Exercise brief: Reproduce the lines from the one containing "series-label: Districts [228, 110, 298, 124]" through the end of the records, both ends included, and leave the pictures out of your answer.

····················

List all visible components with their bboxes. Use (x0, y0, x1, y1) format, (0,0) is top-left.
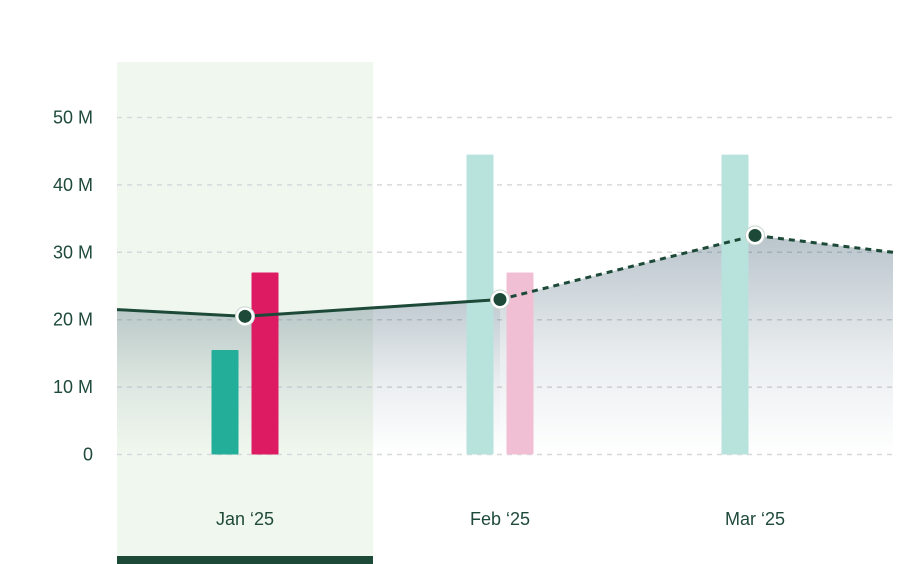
bar[interactable] (466, 154, 494, 455)
line-point[interactable] (748, 228, 762, 242)
y-tick-label: 50 M (53, 108, 93, 128)
line-point[interactable] (238, 309, 252, 323)
bar[interactable] (721, 154, 749, 455)
projection-area (500, 235, 893, 455)
x-tick-label: Mar ‘25 (725, 509, 785, 529)
line-series-projected (499, 233, 894, 301)
x-tick-label: Jan ‘25 (216, 509, 274, 529)
bar[interactable] (211, 350, 239, 455)
x-tick-label: Feb ‘25 (470, 509, 530, 529)
y-tick-label: 40 M (53, 175, 93, 195)
y-tick-label: 10 M (53, 377, 93, 397)
y-tick-label: 30 M (53, 242, 93, 262)
bar[interactable] (506, 272, 534, 455)
bar[interactable] (251, 272, 279, 455)
y-tick-label: 20 M (53, 310, 93, 330)
line-point[interactable] (493, 292, 507, 306)
y-tick-label: 0 (83, 445, 93, 465)
history-area (117, 299, 500, 455)
selected-column-indicator (117, 556, 373, 564)
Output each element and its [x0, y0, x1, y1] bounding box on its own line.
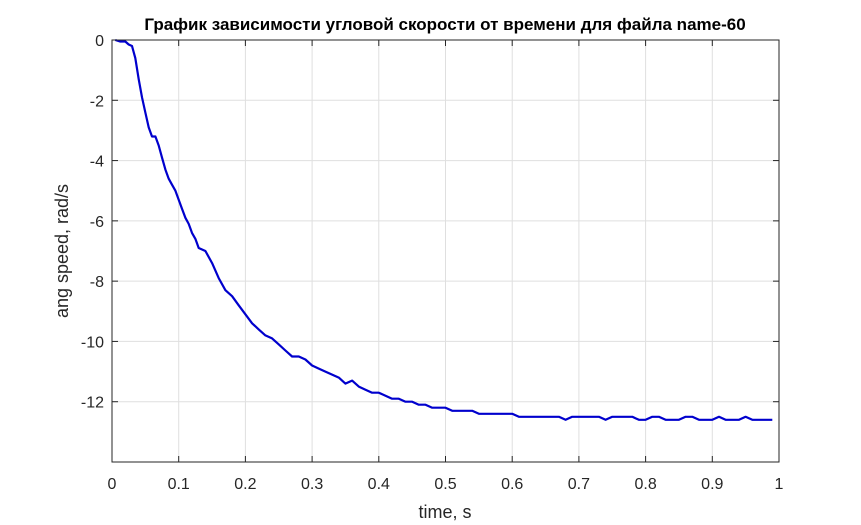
x-tick-label: 0.6	[501, 476, 523, 493]
x-tick-label: 0.2	[234, 476, 256, 493]
y-tick-label: -8	[90, 274, 104, 291]
y-tick-label: -2	[90, 93, 104, 110]
x-tick-label: 0.9	[701, 476, 723, 493]
x-axis-label: time, s	[418, 502, 471, 522]
x-tick-label: 0	[108, 476, 117, 493]
x-tick-label: 0.3	[301, 476, 323, 493]
x-tick-label: 0.8	[634, 476, 656, 493]
y-tick-label: -6	[90, 214, 104, 231]
y-tick-label: -10	[81, 334, 104, 351]
chart-title: График зависимости угловой скорости от в…	[144, 15, 745, 34]
x-tick-label: 0.1	[168, 476, 190, 493]
x-tick-label: 0.4	[368, 476, 390, 493]
x-axis-ticks: 0 0.1 0.2 0.3 0.4 0.5 0.6 0.7 0.8 0.9 1	[108, 40, 784, 493]
series-line	[114, 38, 773, 421]
x-tick-label: 1	[775, 476, 784, 493]
x-tick-label: 0.5	[434, 476, 456, 493]
x-tick-label: 0.7	[568, 476, 590, 493]
y-tick-label: 0	[95, 33, 104, 50]
y-tick-label: -4	[90, 154, 104, 171]
y-axis-label: ang speed, rad/s	[52, 184, 72, 318]
y-axis-ticks: 0 -2 -4 -6 -8 -10 -12	[81, 33, 779, 412]
y-tick-label: -12	[81, 395, 104, 412]
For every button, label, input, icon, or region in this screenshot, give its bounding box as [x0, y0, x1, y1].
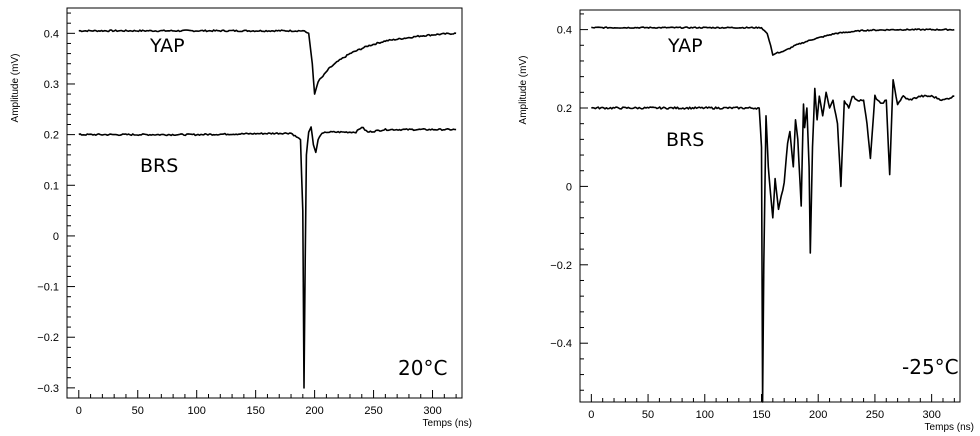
x-tick-label: 100 — [188, 405, 206, 417]
temperature-annotation: -25°C — [902, 355, 959, 379]
x-tick-label: 100 — [696, 409, 714, 421]
x-tick-label: 250 — [866, 409, 884, 421]
y-tick-label: −0.3 — [37, 383, 59, 395]
chart-panel-minus25c: 0 50 100 150 200 250 300 −0.4 −0.2 0 0.2 0.4 Temps (… — [490, 0, 980, 436]
chart-svg-20c: 0 50 100 150 200 250 300 −0.3 −0.2 −0.1 0 0.1 0.2 0.3… — [10, 7, 472, 429]
plot-frame — [579, 9, 961, 403]
y-tick-label: −0.4 — [550, 338, 572, 350]
x-tick-label: 0 — [588, 409, 594, 421]
x-tick-label: 250 — [364, 405, 382, 417]
series-line-brs — [591, 79, 955, 403]
x-tick-label: 200 — [809, 409, 827, 421]
series-label-brs: BRS — [140, 155, 178, 177]
y-axis-title: Amplitude (mV) — [10, 54, 21, 123]
series-line-yap — [78, 29, 457, 95]
y-tick-label: −0.1 — [37, 282, 59, 294]
series-line-brs — [78, 126, 457, 389]
y-tick-label: 0.1 — [44, 180, 59, 192]
x-tick-label: 150 — [752, 409, 770, 421]
series-label-yap: YAP — [149, 35, 185, 57]
x-axis-title: Temps (ns) — [423, 418, 472, 429]
series-label-brs: BRS — [666, 129, 704, 151]
y-axis-title: Amplitude (mV) — [518, 56, 529, 125]
x-tick-label: 0 — [76, 405, 82, 417]
x-tick-label: 200 — [305, 405, 323, 417]
y-tick-label: 0 — [53, 231, 59, 243]
temperature-annotation: 20°C — [398, 356, 447, 380]
y-tick-label: −0.2 — [37, 332, 59, 344]
y-tick-label: 0.3 — [44, 79, 59, 91]
y-tick-label: 0 — [566, 181, 572, 193]
series-label-yap: YAP — [667, 35, 703, 57]
y-tick-label: −0.2 — [550, 260, 572, 272]
y-tick-label: 0.2 — [557, 103, 572, 115]
plot-frame — [66, 7, 463, 399]
x-tick-label: 50 — [132, 405, 144, 417]
y-tick-label: 0.2 — [44, 130, 59, 142]
x-tick-label: 150 — [246, 405, 264, 417]
y-tick-label: 0.4 — [44, 28, 59, 40]
x-tick-label: 300 — [922, 409, 940, 421]
y-tick-label: 0.4 — [557, 25, 572, 37]
x-tick-label: 50 — [642, 409, 654, 421]
x-axis-title: Temps (ns) — [925, 422, 974, 433]
x-tick-label: 300 — [423, 405, 441, 417]
chart-panel-20c: 0 50 100 150 200 250 300 −0.3 −0.2 −0.1 0 0.1 0.2 0.3… — [10, 7, 472, 429]
chart-svg-minus25c: 0 50 100 150 200 250 300 −0.4 −0.2 0 0.2 0.4 Temps (… — [518, 9, 974, 433]
series-line-yap — [591, 26, 955, 56]
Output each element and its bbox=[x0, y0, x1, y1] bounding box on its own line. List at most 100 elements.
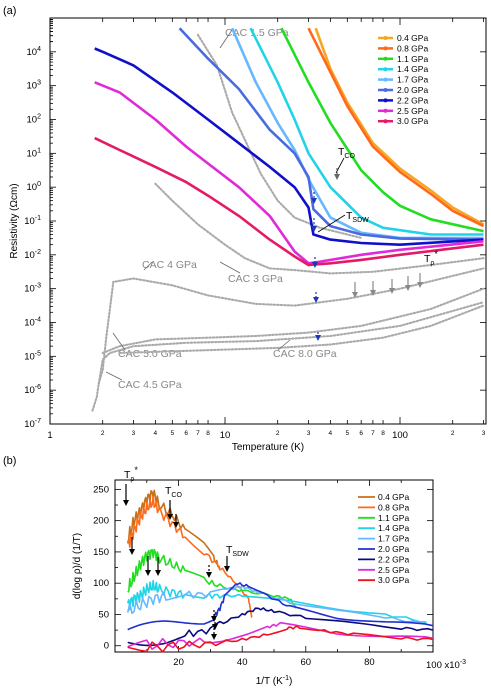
tsdw-label: TSDW bbox=[226, 544, 249, 558]
legend-entry: 1.1 GPa bbox=[397, 54, 428, 64]
x-axis-label: Temperature (K) bbox=[232, 442, 304, 453]
y-tick-label: 0 bbox=[104, 641, 109, 652]
series-line bbox=[280, 27, 484, 233]
tsdw-arrow-head bbox=[311, 226, 317, 232]
x-minor-tick-label: 2 bbox=[451, 430, 455, 437]
series-line bbox=[178, 27, 484, 241]
legend-marker bbox=[383, 77, 388, 82]
x-minor-tick-label: 3 bbox=[307, 430, 311, 437]
cac-label: CAC 4 GPa bbox=[142, 259, 197, 271]
y-tick-label: 102 bbox=[27, 114, 42, 126]
series-line bbox=[127, 625, 434, 653]
legend-entry: 1.7 GPa bbox=[378, 534, 409, 544]
cac-label: CAC 5.0 GPa bbox=[118, 348, 182, 360]
tsdw-arrow-head bbox=[211, 616, 217, 622]
legend-marker bbox=[383, 67, 388, 72]
x-minor-tick-label: 8 bbox=[381, 430, 385, 437]
series-line bbox=[249, 27, 484, 236]
x-minor-tick-label: 8 bbox=[206, 430, 210, 437]
legend-entry: 3.0 GPa bbox=[378, 575, 409, 585]
y-tick-label: 10-6 bbox=[24, 384, 41, 396]
y-tick-label: 10-2 bbox=[24, 249, 41, 261]
x-minor-tick-label: 7 bbox=[196, 430, 200, 437]
series-line bbox=[94, 47, 484, 246]
series-line bbox=[314, 27, 485, 226]
series-line bbox=[94, 81, 484, 265]
series-line bbox=[307, 27, 485, 228]
y-tick-label: 10-1 bbox=[24, 215, 41, 227]
x-minor-tick-label: 4 bbox=[329, 430, 333, 437]
x-minor-tick-label: 4 bbox=[154, 430, 158, 437]
legend-entry: 1.4 GPa bbox=[378, 523, 409, 533]
cac-curve bbox=[91, 301, 485, 412]
trho-arrow-head bbox=[417, 282, 423, 288]
cac-curve bbox=[196, 33, 363, 239]
series-line bbox=[126, 489, 221, 569]
y-tick-label: 10-7 bbox=[24, 418, 41, 430]
y-tick-label: 10-5 bbox=[24, 350, 41, 362]
legend-entry: 2.2 GPa bbox=[397, 95, 428, 105]
y-tick-label: 100 bbox=[93, 578, 109, 589]
cac-label: CAC 3 GPa bbox=[228, 273, 283, 285]
tco-arrow-head bbox=[334, 174, 340, 180]
legend-entry: 0.4 GPa bbox=[397, 33, 428, 43]
legend-entry: 0.4 GPa bbox=[378, 492, 409, 502]
x-minor-tick-label: 6 bbox=[359, 430, 363, 437]
tsdw-arrow-head bbox=[313, 297, 319, 303]
series-line bbox=[94, 136, 484, 267]
cac-leader bbox=[112, 332, 126, 351]
trho-arrow-head bbox=[405, 285, 411, 291]
x-tick-label: 60 bbox=[301, 657, 312, 668]
tco-label: TCO bbox=[165, 485, 182, 499]
trho-label: Tρ* bbox=[424, 249, 438, 267]
legend-marker bbox=[383, 56, 388, 61]
x-tick-label: 100 bbox=[392, 430, 408, 441]
trho-arrow-head bbox=[155, 570, 161, 576]
tsdw-leader bbox=[317, 214, 346, 233]
legend-entry: 3.0 GPa bbox=[397, 116, 428, 126]
cac-curve bbox=[101, 287, 485, 355]
trho-arrow-head bbox=[370, 290, 376, 296]
trho-arrow-head bbox=[173, 522, 179, 528]
x-tick-label: 80 bbox=[364, 657, 375, 668]
cac-curve bbox=[154, 182, 485, 275]
cac-leader bbox=[219, 29, 233, 49]
tco-label: TCO bbox=[338, 146, 355, 160]
trho-arrow-head bbox=[352, 292, 358, 298]
series-line bbox=[126, 579, 427, 623]
y-tick-label: 150 bbox=[93, 547, 109, 558]
tsdw-arrow-head bbox=[211, 634, 217, 640]
cac-leader bbox=[219, 261, 241, 274]
x-minor-tick-label: 2 bbox=[276, 430, 280, 437]
cac-label: CAC 4.5 GPa bbox=[118, 379, 182, 391]
legend-marker bbox=[383, 119, 388, 124]
x-minor-tick-label: 3 bbox=[132, 430, 136, 437]
x-minor-tick-label: 2 bbox=[101, 430, 105, 437]
trho-arrow-head bbox=[145, 570, 151, 576]
legend-marker bbox=[383, 108, 388, 113]
legend-entry: 1.4 GPa bbox=[397, 64, 428, 74]
x-tick-label: 40 bbox=[237, 657, 248, 668]
x-multiplier: 100 x10-3 bbox=[426, 659, 466, 671]
cac-curve bbox=[118, 304, 485, 355]
y-axis-label: Resistivity (Ωcm) bbox=[9, 183, 20, 258]
series-line bbox=[126, 585, 427, 625]
y-tick-label: 10-4 bbox=[24, 317, 41, 329]
series-line bbox=[127, 582, 434, 631]
tsdw-arrow-head bbox=[311, 198, 317, 204]
x-minor-tick-label: 7 bbox=[371, 430, 375, 437]
x-axis-label: 1/T (K-1) bbox=[256, 675, 293, 687]
legend-entry: 1.7 GPa bbox=[397, 75, 428, 85]
tsdw-arrow-head bbox=[315, 335, 321, 341]
legend-marker bbox=[383, 88, 388, 92]
y-tick-label: 200 bbox=[93, 516, 109, 527]
y-tick-label: 50 bbox=[98, 609, 109, 620]
legend-entry: 2.5 GPa bbox=[397, 106, 428, 116]
x-tick-label: 20 bbox=[173, 657, 184, 668]
y-tick-label: 250 bbox=[93, 484, 109, 495]
panel-label-a: (a) bbox=[3, 5, 16, 17]
x-tick-label: 1 bbox=[47, 430, 52, 441]
x-minor-tick-label: 6 bbox=[184, 430, 188, 437]
series-line bbox=[127, 621, 434, 650]
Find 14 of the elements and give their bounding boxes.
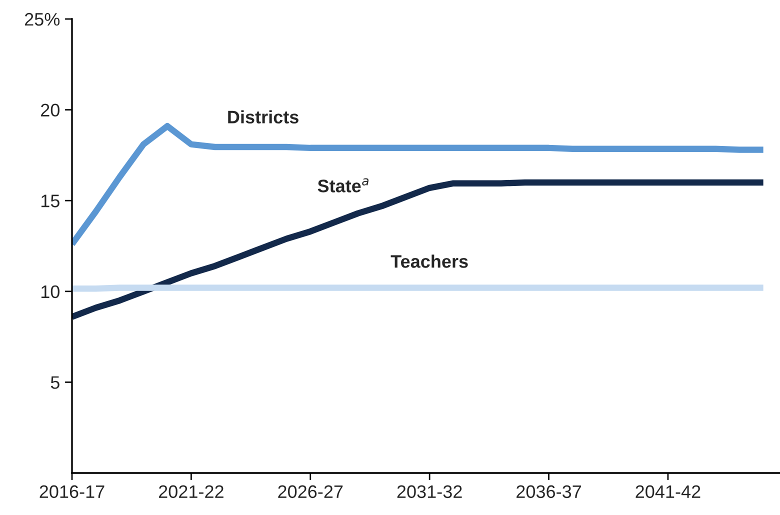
series-label: Districts [228, 110, 298, 124]
x-tick-label: 2031-32 [397, 485, 462, 498]
x-tick-label: 2016-17 [40, 485, 104, 498]
x-tick-label: 2026-27 [278, 485, 343, 498]
x-tick-label: 2036-37 [516, 485, 581, 498]
series-label: State$^{a}$ [318, 178, 368, 192]
x-tick-label: 2021-22 [158, 485, 224, 498]
series-label: Teachers [390, 254, 468, 268]
y-tick-label: 10 [41, 285, 60, 298]
x-tick-label: 2041-42 [636, 485, 700, 498]
y-tick-label: 20 [41, 104, 60, 117]
y-tick-label: 25% [24, 12, 60, 26]
y-tick-label: 15 [41, 194, 60, 208]
y-tick-label: 5 [50, 376, 60, 389]
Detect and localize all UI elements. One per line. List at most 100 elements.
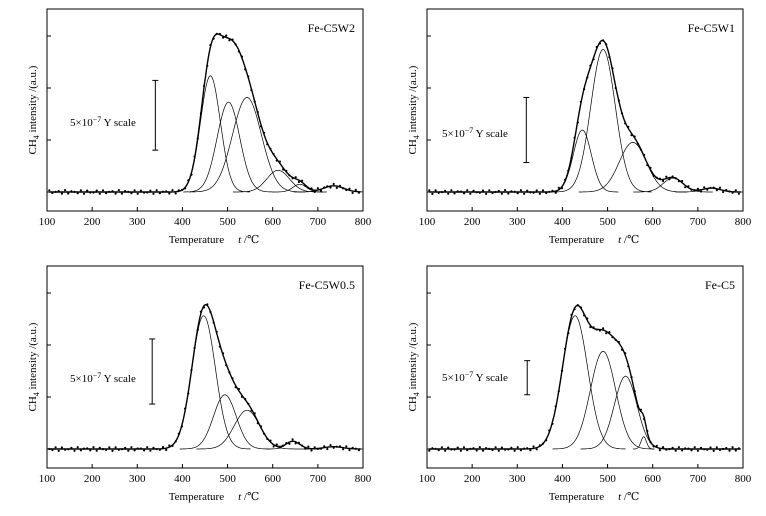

····················

Answer to this task:
series-label: Districts [228, 110, 298, 124]
x-tick-label: 2031-32 [397, 485, 462, 498]
x-tick-label: 2016-17 [40, 485, 104, 498]
x-tick-label: 2026-27 [278, 485, 343, 498]
x-tick-label: 2036-37 [516, 485, 581, 498]
series-label: State$^{a}$ [318, 178, 368, 192]
x-tick-label: 2021-22 [158, 485, 224, 498]
series-label: Teachers [390, 254, 468, 268]
y-tick-label: 10 [41, 285, 60, 298]
x-tick-label: 2041-42 [636, 485, 700, 498]
y-tick-label: 20 [41, 104, 60, 117]
y-tick-label: 25% [24, 12, 60, 26]
y-tick-label: 15 [41, 194, 60, 208]
y-tick-label: 5 [50, 376, 60, 389]
Detect and localize all UI elements. One per line. List at most 100 elements.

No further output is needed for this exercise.